# About the notebook

The notebook is based on [GTC 2017 Numba Tutorial Notebook 4: Writing CUDA Kernels](https://github.com/ContinuumIO/gtc2017-numba/blob/master/4%20-%20Writing%20CUDA%20Kernels.ipynb). I have simplified some parts and added some information to clarify some concepts.

# The CUDA Programming Model

Ufuncs (and generalized ufuncs mentioned in the bonus notebook at the end of the tutorial) are the easiest way in Numba to use the GPU, and present an abstraction that requires minimal understanding of the CUDA programming model. However, not all functions can be written as ufuncs. Many problems require greater flexibility, in which case you want to write a CUDA kernel, the topic of this notebook.

→ **RECORDS SHOWN**

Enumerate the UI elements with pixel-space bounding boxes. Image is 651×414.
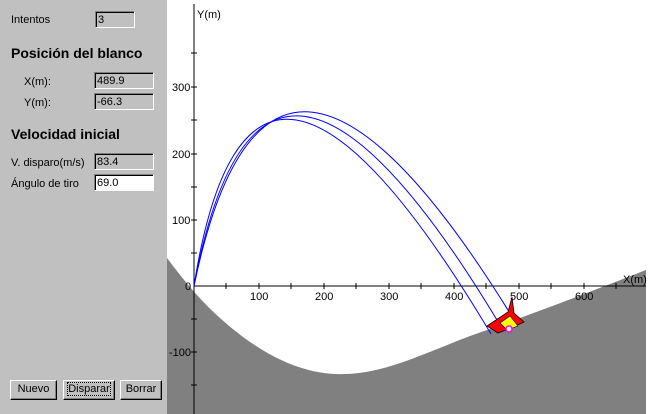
new-button[interactable]: Nuevo bbox=[10, 380, 57, 400]
x-axis-label: X(m) bbox=[623, 274, 647, 286]
control-panel: Intentos 3 Posición del blanco X(m): 489… bbox=[0, 0, 167, 414]
terrain bbox=[167, 258, 646, 414]
x-tick-200: 200 bbox=[315, 291, 333, 303]
speed-label: V. disparo(m/s) bbox=[11, 157, 85, 169]
trajectory-2 bbox=[193, 115, 504, 331]
trajectory-1 bbox=[193, 118, 492, 335]
clear-button[interactable]: Borrar bbox=[120, 380, 162, 400]
target-marker bbox=[486, 296, 525, 334]
target-x-field: 489.9 bbox=[94, 72, 154, 89]
y-tick-0: 0 bbox=[185, 281, 191, 293]
attempts-label: Intentos bbox=[11, 14, 51, 26]
clear-button-label: Borrar bbox=[125, 383, 157, 395]
trajectory-3 bbox=[193, 111, 517, 324]
y-axis-label: Y(m) bbox=[197, 9, 221, 21]
initial-velocity-heading: Velocidad inicial bbox=[11, 126, 120, 142]
x-tick-100: 100 bbox=[250, 291, 268, 303]
trajectories bbox=[193, 111, 517, 335]
x-tick-500: 500 bbox=[510, 291, 528, 303]
x-tick-600: 600 bbox=[575, 291, 593, 303]
angle-label: Ángulo de tiro bbox=[11, 178, 79, 190]
target-position-heading: Posición del blanco bbox=[11, 45, 143, 61]
speed-field: 83.4 bbox=[94, 153, 154, 170]
attempts-field: 3 bbox=[95, 11, 135, 28]
new-button-label: Nuevo bbox=[17, 383, 50, 395]
trajectory-plot[interactable]: Y(m) X(m) 100 200 300 400 500 600 300 20… bbox=[167, 0, 651, 414]
y-tick-minus-100: -100 bbox=[169, 347, 191, 359]
x-tick-300: 300 bbox=[380, 291, 398, 303]
fire-button-label: Disparar bbox=[67, 382, 111, 396]
y-tick-200: 200 bbox=[172, 149, 190, 161]
x-tick-400: 400 bbox=[445, 291, 463, 303]
axis-ticks bbox=[191, 52, 617, 386]
target-y-field: -66.3 bbox=[94, 93, 154, 110]
target-y-label: Y(m): bbox=[24, 97, 51, 109]
target-x-label: X(m): bbox=[24, 76, 51, 88]
y-tick-300: 300 bbox=[172, 82, 190, 94]
angle-input[interactable]: 69.0 bbox=[94, 174, 154, 191]
fire-button[interactable]: Disparar bbox=[63, 380, 115, 400]
y-tick-100: 100 bbox=[172, 215, 190, 227]
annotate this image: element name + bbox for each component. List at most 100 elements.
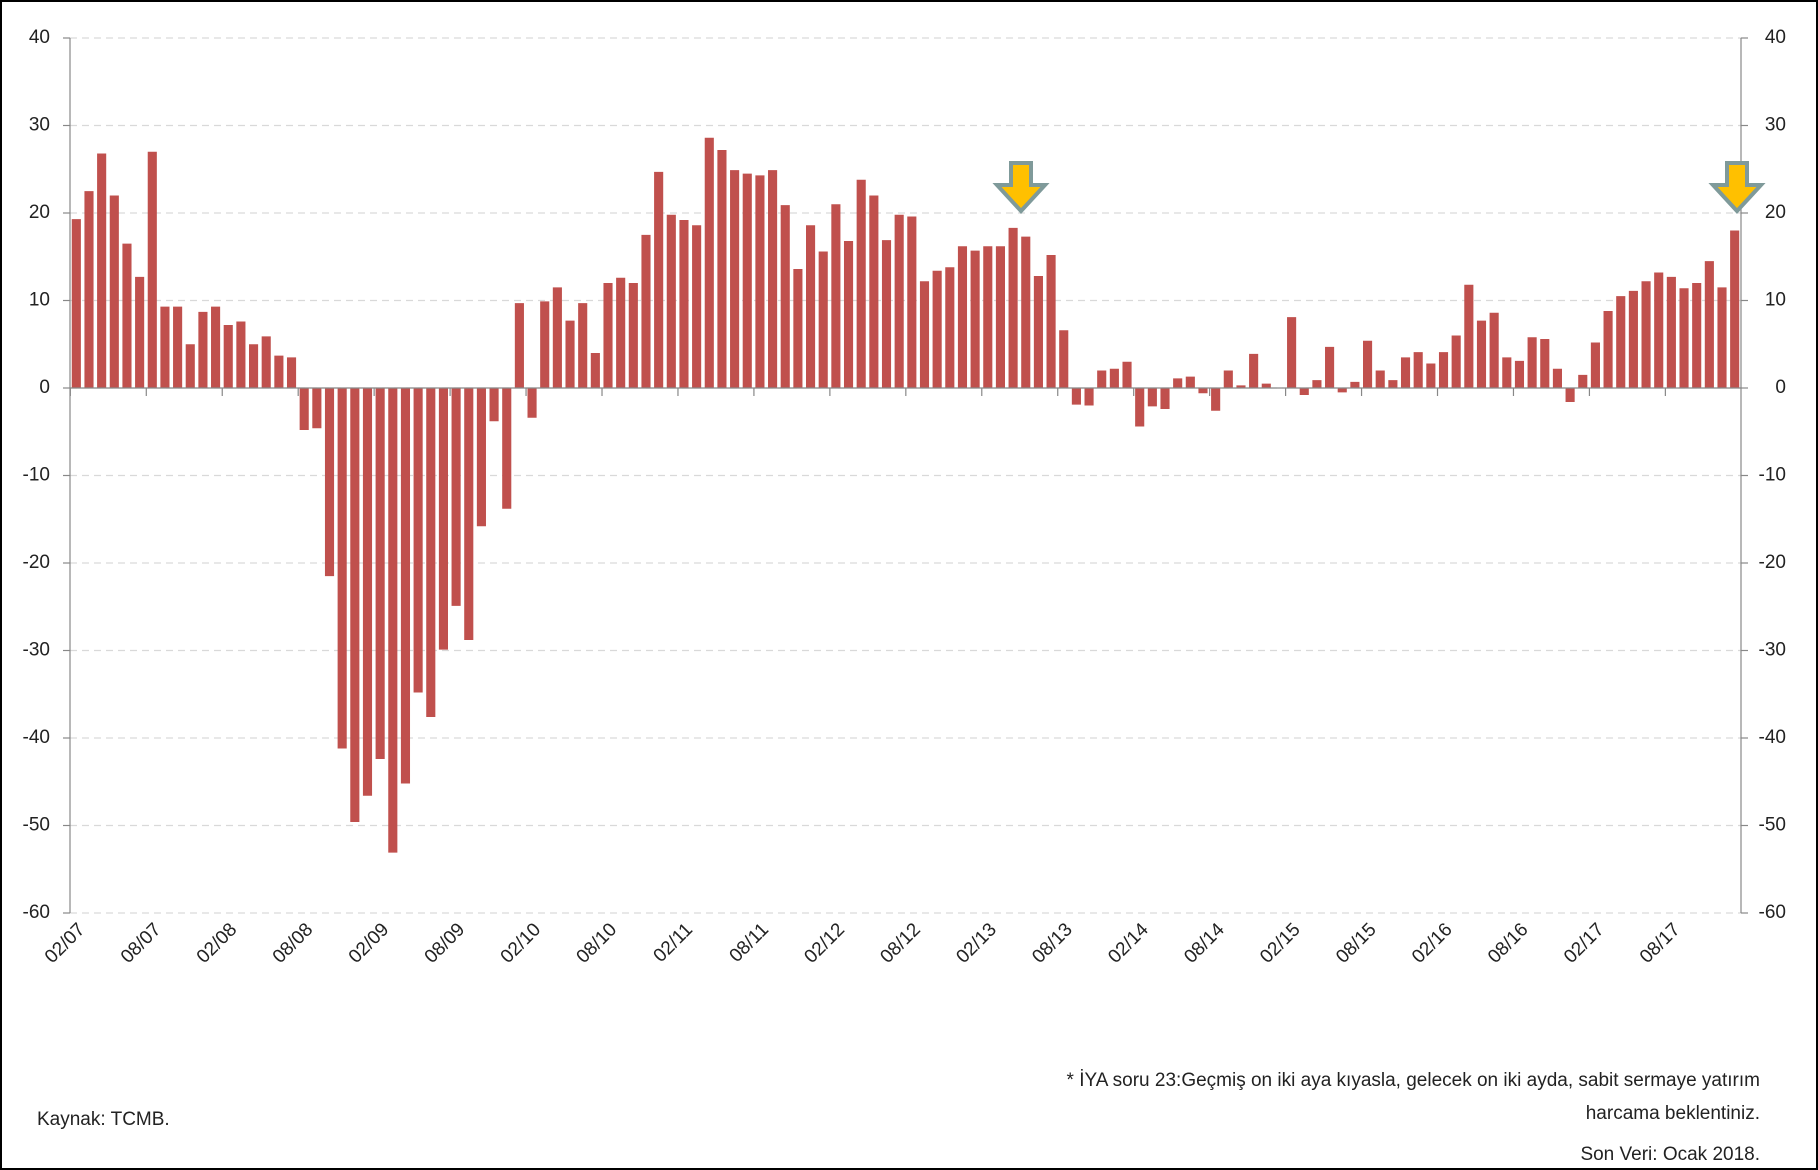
bar xyxy=(768,170,778,388)
bar xyxy=(805,225,816,388)
bar xyxy=(932,270,942,388)
bar xyxy=(451,388,461,606)
bar xyxy=(704,137,714,388)
bar xyxy=(388,388,398,853)
bar xyxy=(1464,284,1474,388)
bar xyxy=(565,320,575,388)
bar xyxy=(831,204,841,388)
x-tick-label: 02/15 xyxy=(1256,919,1304,967)
bar xyxy=(71,219,81,388)
last-data-note: Son Veri: Ocak 2018. xyxy=(1580,1144,1760,1165)
bar xyxy=(1337,388,1347,393)
bar xyxy=(324,388,335,577)
bar xyxy=(400,388,411,784)
bar xyxy=(274,355,284,388)
x-tick-label: 08/16 xyxy=(1484,919,1532,967)
bar xyxy=(1641,281,1651,388)
bar xyxy=(502,388,512,509)
bar xyxy=(514,303,524,388)
bar xyxy=(907,216,917,388)
x-tick-label: 08/15 xyxy=(1332,919,1380,967)
bar xyxy=(438,388,449,650)
bar xyxy=(1413,352,1423,388)
x-tick-label: 02/10 xyxy=(497,919,545,967)
bar xyxy=(97,153,107,388)
y-tick-label: -60 xyxy=(23,902,50,923)
bar xyxy=(755,175,765,388)
bar xyxy=(160,306,170,388)
bar xyxy=(1249,353,1259,388)
x-tick-label: 02/11 xyxy=(650,919,697,966)
source-note: Kaynak: TCMB. xyxy=(37,1109,170,1130)
y-tick-label: 0 xyxy=(39,377,50,398)
y2-tick-label: 30 xyxy=(1765,115,1786,136)
bar xyxy=(122,243,132,388)
bar xyxy=(1704,261,1714,388)
bar xyxy=(869,195,879,388)
bar xyxy=(628,283,638,388)
bar xyxy=(1565,388,1575,402)
bar xyxy=(1362,340,1373,388)
bar xyxy=(881,240,892,388)
bar xyxy=(464,388,474,640)
bar xyxy=(1489,312,1499,388)
bar xyxy=(957,246,968,388)
bar xyxy=(1400,357,1411,388)
bar xyxy=(540,301,550,388)
y-tick-label: 30 xyxy=(29,115,50,136)
bar xyxy=(1540,339,1550,388)
x-tick-label: 02/12 xyxy=(800,919,848,967)
bar xyxy=(489,388,499,422)
bar xyxy=(1603,311,1613,388)
bar xyxy=(666,214,676,388)
bar xyxy=(185,344,195,388)
bar xyxy=(717,150,727,388)
bar xyxy=(818,251,828,388)
bar xyxy=(413,388,423,693)
bar xyxy=(135,276,145,388)
bar xyxy=(578,303,588,388)
bar xyxy=(983,246,993,388)
bar xyxy=(1552,368,1563,388)
bar xyxy=(1692,283,1702,388)
x-tick-label: 08/14 xyxy=(1180,919,1229,968)
bar xyxy=(1616,296,1626,388)
bar xyxy=(919,281,930,388)
bar xyxy=(1147,388,1157,407)
bar xyxy=(1578,374,1588,388)
bar xyxy=(692,225,702,388)
bar xyxy=(1097,370,1107,388)
bar xyxy=(312,388,322,429)
bar xyxy=(1666,276,1676,388)
bar xyxy=(679,220,689,388)
y-tick-label: -20 xyxy=(23,552,50,573)
y-tick-label: -40 xyxy=(23,727,50,748)
bar xyxy=(1071,388,1081,405)
bar xyxy=(1388,380,1398,388)
bar xyxy=(84,191,94,388)
bar xyxy=(616,277,626,388)
bar xyxy=(248,344,259,388)
bar xyxy=(1438,352,1449,388)
bar xyxy=(223,325,233,388)
bar xyxy=(1502,357,1512,388)
bar xyxy=(261,336,271,388)
bar xyxy=(1451,335,1461,388)
bar xyxy=(945,267,955,388)
y-tick-label: 40 xyxy=(29,27,50,48)
x-tick-label: 08/12 xyxy=(876,919,924,967)
bar xyxy=(1299,388,1309,395)
x-tick-label: 02/14 xyxy=(1104,919,1153,968)
bar xyxy=(337,388,347,749)
bar xyxy=(856,179,866,388)
bar xyxy=(1008,227,1018,388)
x-tick-label: 08/10 xyxy=(573,919,621,967)
x-tick-label: 08/07 xyxy=(117,919,165,967)
bar xyxy=(894,214,904,388)
y2-tick-label: 0 xyxy=(1775,377,1786,398)
y-tick-label: 10 xyxy=(29,290,50,311)
bar xyxy=(1211,388,1221,411)
bar xyxy=(742,173,752,388)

→ **EXERCISE INSTRUCTIONS**
A. In the Numba notebook text, what is described as the easiest way in Numba to use the GPU?
B. Decide whether each statement agrees with the Numba notebook text, and answer yes or no with the words from that text that settle it. (i) The notebook is based on a GTC 2017 Numba tutorial notebook. (ii) Every function can be written as a ufunc. (iii) Ufuncs require a deep understanding of the CUDA programming model.
C. Extend the Numba notebook text beyond its final sentence.

→ **ANSWERS TO THE EXERCISES**
A. Ufuncs, along with generalized ufuncs.

B.
(i) Yes: "GTC 2017 Numba Tutorial Notebook 4: Writing CUDA Kernels"
(ii) No: "not all functions can be written as ufuncs"
(iii) No: "requires minimal understanding of the CUDA programming model"

C.
Fully explaining the CUDA programming model is beyond the scope of this tutorial. We highly recommend that everyone writing CUDA kernels with Numba take the time to read Chapters 1 and 2 of the CUDA C Programming Guide:

**grid of thread block**

threadIdx is a 3-component vector, so that threads can be identified using a one-dimensional, two-dimensional, or three-dimensional thread index, forming a one-dimensional, two-dimensional, or three-dimensional block of threads, called a thread block

Each block within the grid can be identified by a one-dimensional, two-dimensional, or three-dimensional index accessible within the kernel through the built-in blockIdx variable. The dimension of the thread block is accessible within the kernel through the built-in blockDim variable.


**host memory and device memory**
Unified Memory provides managed memory to bridge the host and device memory spaces. Managed memory is accessible from all CPUs and GPUs in the system as a single, coherent memory image with a common address space. This capability enables oversubscription of device memory and can greatly simplify the task of porting applications by eliminating the need to explicitly mirror data on host and device. Se


**Compute Capability**

The compute capability of a device is represented by a version number, also sometimes called its "SM version". This version number identifies the features supported by the GPU hardware and is used by applications at runtime to determine which hardware features and/or instructions are available on the present GPU.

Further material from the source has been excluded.